→ Given problem
Would you transcribe the whole listing exactly, minus its pictures?

-- START Provided records --

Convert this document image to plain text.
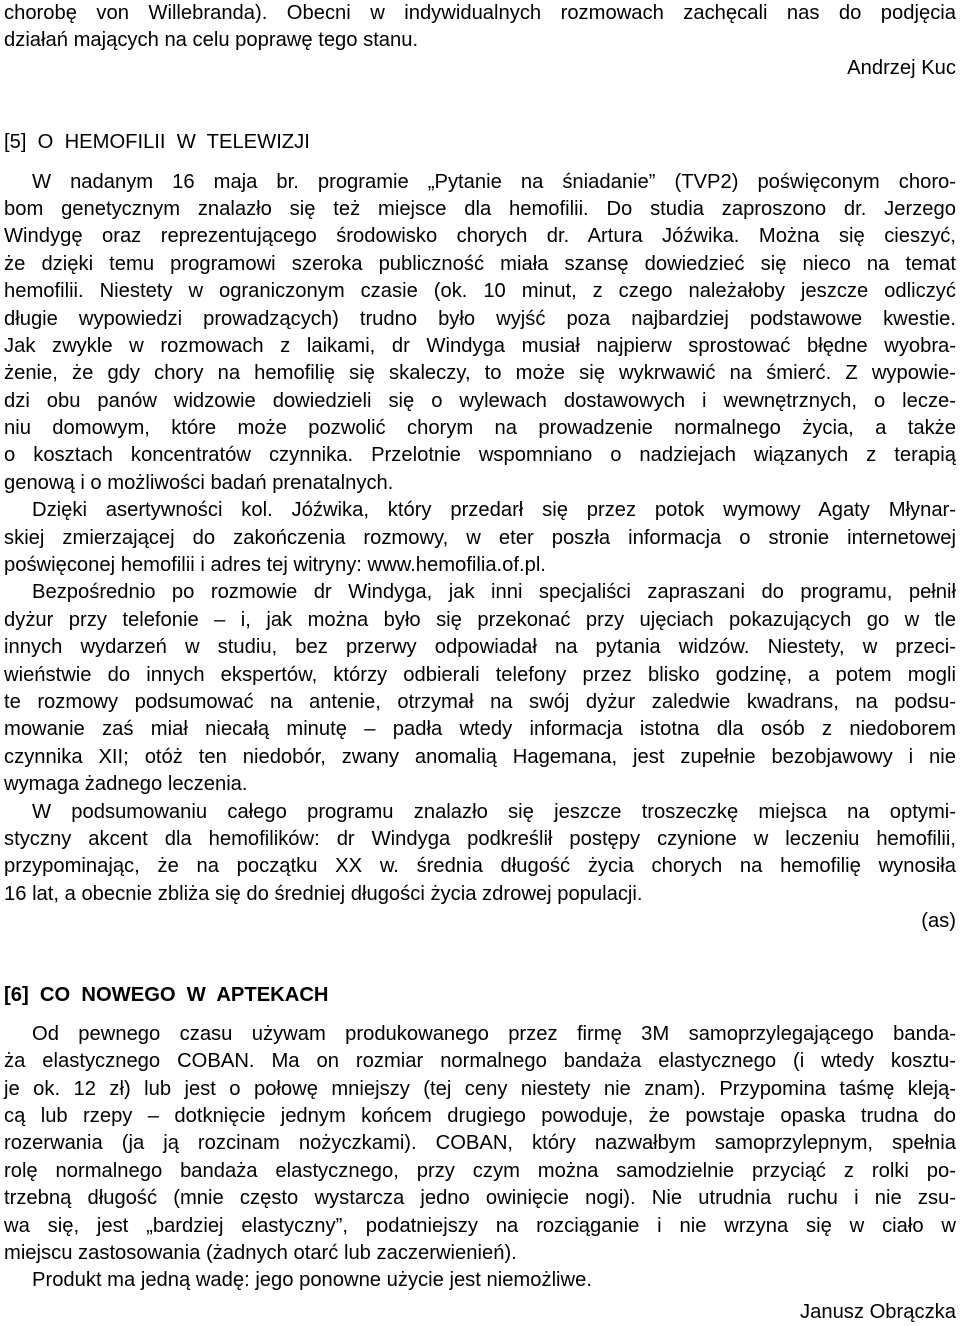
chorobę von Willebranda). Obecni w indywidualnych rozmowach zachęcali nas do podjęcia
działań mających na celu poprawę tego stanu.
Andrzej Kuc
[5]  O  HEMOFILII  W  TELEWIZJI
W nadanym 16 maja br. programie „Pytanie na śniadanie” (TVP2) poświęconym choro-
bom genetycznym znalazło się też miejsce dla hemofilii. Do studia zaproszono dr. Jerzego
Windygę oraz reprezentującego środowisko chorych dr. Artura Jóźwika. Można się cieszyć,
że dzięki temu programowi szeroka publiczność miała szansę dowiedzieć się nieco na temat
hemofilii. Niestety w ograniczonym czasie (ok. 10 minut, z czego należałoby jeszcze odliczyć
długie wypowiedzi prowadzących) trudno było wyjść poza najbardziej podstawowe kwestie.
Jak zwykle w rozmowach z laikami, dr Windyga musiał najpierw sprostować błędne wyobra-
żenie, że gdy chory na hemofilię się skaleczy, to może się wykrwawić na śmierć. Z wypowie-
dzi obu panów widzowie dowiedzieli się o wylewach dostawowych i wewnętrznych, o lecze-
niu domowym, które może pozwolić chorym na prowadzenie normalnego życia, a także
o kosztach koncentratów czynnika. Przelotnie wspomniano o nadziejach wiązanych z terapią
genową i o możliwości badań prenatalnych.
Dzięki asertywności kol. Jóźwika, który przedarł się przez potok wymowy Agaty Młynar-
skiej zmierzającej do zakończenia rozmowy, w eter poszła informacja o stronie internetowej
poświęconej hemofilii i adres tej witryny: www.hemofilia.of.pl.
Bezpośrednio po rozmowie dr Windyga, jak inni specjaliści zapraszani do programu, pełnił
dyżur przy telefonie – i, jak można było się przekonać przy ujęciach pokazujących go w tle
innych wydarzeń w studiu, bez przerwy odpowiadał na pytania widzów. Niestety, w przeci-
wieństwie do innych ekspertów, którzy odbierali telefony przez blisko godzinę, a potem mogli
te rozmowy podsumować na antenie, otrzymał na swój dyżur zaledwie kwadrans, na podsu-
mowanie zaś miał niecałą minutę – padła wtedy informacja istotna dla osób z niedoborem
czynnika XII; otóż ten niedobór, zwany anomalią Hagemana, jest zupełnie bezobjawowy i nie
wymaga żadnego leczenia.
W podsumowaniu całego programu znalazło się jeszcze troszeczkę miejsca na optymi-
styczny akcent dla hemofilików: dr Windyga podkreślił postępy czynione w leczeniu hemofilii,
przypominając, że na początku XX w. średnia długość życia chorych na hemofilię wynosiła
16 lat, a obecnie zbliża się do średniej długości życia zdrowej populacji.
(as)
[6]  CO  NOWEGO  W  APTEKACH
Od pewnego czasu używam produkowanego przez firmę 3M samoprzylegającego banda-
ża elastycznego COBAN. Ma on rozmiar normalnego bandaża elastycznego (i wtedy kosztu-
je ok. 12 zł) lub jest o połowę mniejszy (tej ceny niestety nie znam). Przypomina taśmę kleją-
cą lub rzepy – dotknięcie jednym końcem drugiego powoduje, że powstaje opaska trudna do
rozerwania (ja ją rozcinam nożyczkami). COBAN, który nazwałbym samoprzylepnym, spełnia
rolę normalnego bandaża elastycznego, przy czym można samodzielnie przyciąć z rolki po-
trzebną długość (mnie często wystarcza jedno owinięcie nogi). Nie utrudnia ruchu i nie zsu-
wa się, jest „bardziej elastyczny”, podatniejszy na rozciąganie i nie wrzyna się w ciało w
miejscu zastosowania (żadnych otarć lub zaczerwienień).
Produkt ma jedną wadę: jego ponowne użycie jest niemożliwe.
Janusz Obrączka
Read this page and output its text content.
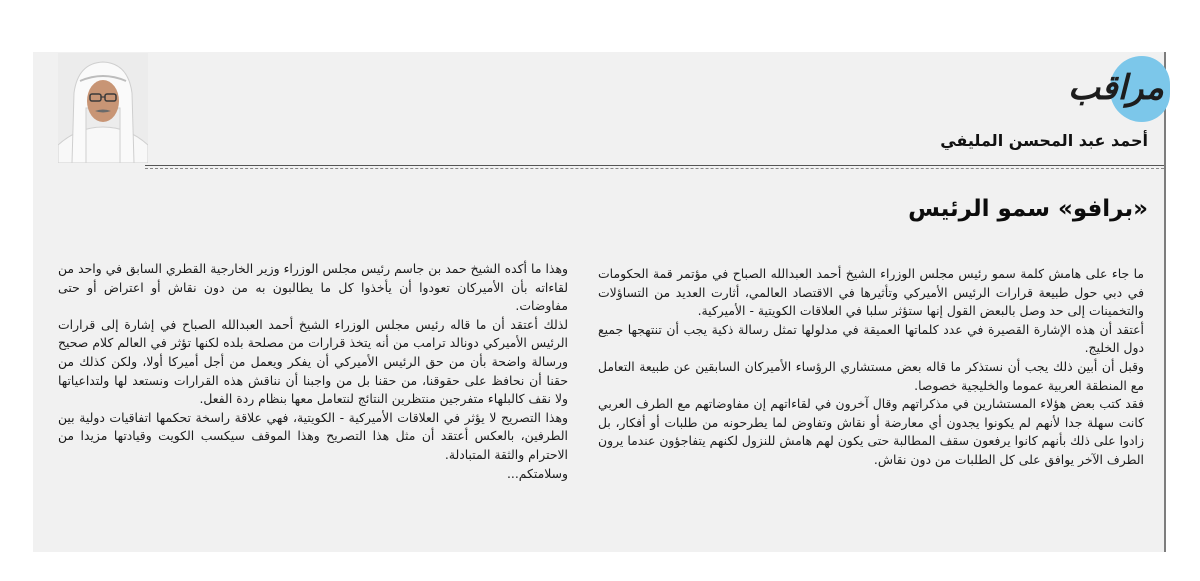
مراقب
أحمد عبد المحسن المليفي
«برافو» سمو الرئيس

ما جاء على هامش كلمة سمو رئيس مجلس الوزراء الشيخ أحمد العبدالله الصباح في مؤتمر قمة الحكومات في دبي حول طبيعة قرارات الرئيس الأميركي وتأثيرها في الاقتصاد العالمي، أثارت العديد من التساؤلات والتخمينات إلى حد وصل بالبعض القول إنها ستؤثر سلبا في العلاقات الكويتية - الأميركية.

أعتقد أن هذه الإشارة القصيرة في عدد كلماتها العميقة في مدلولها تمثل رسالة ذكية يجب أن تنتهجها جميع دول الخليج.

وقبل أن أبين ذلك يجب أن نستذكر ما قاله بعض مستشاري الرؤساء الأميركان السابقين عن طبيعة التعامل مع المنطقة العربية عموما والخليجية خصوصا.

فقد كتب بعض هؤلاء المستشارين في مذكراتهم وقال آخرون في لقاءاتهم إن مفاوضاتهم مع الطرف العربي كانت سهلة جدا لأنهم لم يكونوا يجدون أي معارضة أو نقاش وتفاوض لما يطرحونه من طلبات أو أفكار، بل زادوا على ذلك بأنهم كانوا يرفعون سقف المطالبة حتى يكون لهم هامش للنزول لكنهم يتفاجؤون عندما يرون الطرف الآخر يوافق على كل الطلبات من دون نقاش.

وهذا ما أكده الشيخ حمد بن جاسم رئيس مجلس الوزراء وزير الخارجية القطري السابق في واحد من لقاءاته بأن الأميركان تعودوا أن يأخذوا كل ما يطالبون به من دون نقاش أو اعتراض أو حتى مفاوضات.

لذلك أعتقد أن ما قاله رئيس مجلس الوزراء الشيخ أحمد العبدالله الصباح في إشارة إلى قرارات الرئيس الأميركي دونالد ترامب من أنه يتخذ قرارات من مصلحة بلده لكنها تؤثر في العالم كلام صحيح ورسالة واضحة بأن من حق الرئيس الأميركي أن يفكر ويعمل من أجل أميركا أولا، ولكن كذلك من حقنا أن نحافظ على حقوقنا، من حقنا بل من واجبنا أن نناقش هذه القرارات ونستعد لها ولتداعياتها ولا نقف كالبلهاء متفرجين منتظرين النتائج لنتعامل معها بنظام ردة الفعل.

وهذا التصريح لا يؤثر في العلاقات الأميركية - الكويتية، فهي علاقة راسخة تحكمها اتفاقيات دولية بين الطرفين، بالعكس أعتقد أن مثل هذا التصريح وهذا الموقف سيكسب الكويت وقيادتها مزيدا من الاحترام والثقة المتبادلة.

وسلامتكم...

-- END Provided records --

→ Exercise output
Convert this document image to plain text.
chorobę von Willebranda). Obecni w indywidualnych rozmowach zachęcali nas do podjęcia
działań mających na celu poprawę tego stanu.
Andrzej Kuc
[5]  O  HEMOFILII  W  TELEWIZJI
W nadanym 16 maja br. programie „Pytanie na śniadanie” (TVP2) poświęconym choro-
bom genetycznym znalazło się też miejsce dla hemofilii. Do studia zaproszono dr. Jerzego
Windygę oraz reprezentującego środowisko chorych dr. Artura Jóźwika. Można się cieszyć,
że dzięki temu programowi szeroka publiczność miała szansę dowiedzieć się nieco na temat
hemofilii. Niestety w ograniczonym czasie (ok. 10 minut, z czego należałoby jeszcze odliczyć
długie wypowiedzi prowadzących) trudno było wyjść poza najbardziej podstawowe kwestie.
Jak zwykle w rozmowach z laikami, dr Windyga musiał najpierw sprostować błędne wyobra-
żenie, że gdy chory na hemofilię się skaleczy, to może się wykrwawić na śmierć. Z wypowie-
dzi obu panów widzowie dowiedzieli się o wylewach dostawowych i wewnętrznych, o lecze-
niu domowym, które może pozwolić chorym na prowadzenie normalnego życia, a także
o kosztach koncentratów czynnika. Przelotnie wspomniano o nadziejach wiązanych z terapią
genową i o możliwości badań prenatalnych.
Dzięki asertywności kol. Jóźwika, który przedarł się przez potok wymowy Agaty Młynar-
skiej zmierzającej do zakończenia rozmowy, w eter poszła informacja o stronie internetowej
poświęconej hemofilii i adres tej witryny: www.hemofilia.of.pl.
Bezpośrednio po rozmowie dr Windyga, jak inni specjaliści zapraszani do programu, pełnił
dyżur przy telefonie – i, jak można było się przekonać przy ujęciach pokazujących go w tle
innych wydarzeń w studiu, bez przerwy odpowiadał na pytania widzów. Niestety, w przeci-
wieństwie do innych ekspertów, którzy odbierali telefony przez blisko godzinę, a potem mogli
te rozmowy podsumować na antenie, otrzymał na swój dyżur zaledwie kwadrans, na podsu-
mowanie zaś miał niecałą minutę – padła wtedy informacja istotna dla osób z niedoborem
czynnika XII; otóż ten niedobór, zwany anomalią Hagemana, jest zupełnie bezobjawowy i nie
wymaga żadnego leczenia.
W podsumowaniu całego programu znalazło się jeszcze troszeczkę miejsca na optymi-
styczny akcent dla hemofilików: dr Windyga podkreślił postępy czynione w leczeniu hemofilii,
przypominając, że na początku XX w. średnia długość życia chorych na hemofilię wynosiła
16 lat, a obecnie zbliża się do średniej długości życia zdrowej populacji.
(as)
[6]  CO  NOWEGO  W  APTEKACH
Od pewnego czasu używam produkowanego przez firmę 3M samoprzylegającego banda-
ża elastycznego COBAN. Ma on rozmiar normalnego bandaża elastycznego (i wtedy kosztu-
je ok. 12 zł) lub jest o połowę mniejszy (tej ceny niestety nie znam). Przypomina taśmę kleją-
cą lub rzepy – dotknięcie jednym końcem drugiego powoduje, że powstaje opaska trudna do
rozerwania (ja ją rozcinam nożyczkami). COBAN, który nazwałbym samoprzylepnym, spełnia
rolę normalnego bandaża elastycznego, przy czym można samodzielnie przyciąć z rolki po-
trzebną długość (mnie często wystarcza jedno owinięcie nogi). Nie utrudnia ruchu i nie zsu-
wa się, jest „bardziej elastyczny”, podatniejszy na rozciąganie i nie wrzyna się w ciało w
miejscu zastosowania (żadnych otarć lub zaczerwienień).
Produkt ma jedną wadę: jego ponowne użycie jest niemożliwe.
Janusz Obrączka
Read this page and output its text content.
مراقب
أحمد عبد المحسن المليفي
«برافو» سمو الرئيس

ما جاء على هامش كلمة سمو رئيس مجلس الوزراء الشيخ أحمد العبدالله الصباح في مؤتمر قمة الحكومات في دبي حول طبيعة قرارات الرئيس الأميركي وتأثيرها في الاقتصاد العالمي، أثارت العديد من التساؤلات والتخمينات إلى حد وصل بالبعض القول إنها ستؤثر سلبا في العلاقات الكويتية - الأميركية.

أعتقد أن هذه الإشارة القصيرة في عدد كلماتها العميقة في مدلولها تمثل رسالة ذكية يجب أن تنتهجها جميع دول الخليج.

وقبل أن أبين ذلك يجب أن نستذكر ما قاله بعض مستشاري الرؤساء الأميركان السابقين عن طبيعة التعامل مع المنطقة العربية عموما والخليجية خصوصا.

فقد كتب بعض هؤلاء المستشارين في مذكراتهم وقال آخرون في لقاءاتهم إن مفاوضاتهم مع الطرف العربي كانت سهلة جدا لأنهم لم يكونوا يجدون أي معارضة أو نقاش وتفاوض لما يطرحونه من طلبات أو أفكار، بل زادوا على ذلك بأنهم كانوا يرفعون سقف المطالبة حتى يكون لهم هامش للنزول لكنهم يتفاجؤون عندما يرون الطرف الآخر يوافق على كل الطلبات من دون نقاش.

وهذا ما أكده الشيخ حمد بن جاسم رئيس مجلس الوزراء وزير الخارجية القطري السابق في واحد من لقاءاته بأن الأميركان تعودوا أن يأخذوا كل ما يطالبون به من دون نقاش أو اعتراض أو حتى مفاوضات.

لذلك أعتقد أن ما قاله رئيس مجلس الوزراء الشيخ أحمد العبدالله الصباح في إشارة إلى قرارات الرئيس الأميركي دونالد ترامب من أنه يتخذ قرارات من مصلحة بلده لكنها تؤثر في العالم كلام صحيح ورسالة واضحة بأن من حق الرئيس الأميركي أن يفكر ويعمل من أجل أميركا أولا، ولكن كذلك من حقنا أن نحافظ على حقوقنا، من حقنا بل من واجبنا أن نناقش هذه القرارات ونستعد لها ولتداعياتها ولا نقف كالبلهاء متفرجين منتظرين النتائج لنتعامل معها بنظام ردة الفعل.

وهذا التصريح لا يؤثر في العلاقات الأميركية - الكويتية، فهي علاقة راسخة تحكمها اتفاقيات دولية بين الطرفين، بالعكس أعتقد أن مثل هذا التصريح وهذا الموقف سيكسب الكويت وقيادتها مزيدا من الاحترام والثقة المتبادلة.

وسلامتكم...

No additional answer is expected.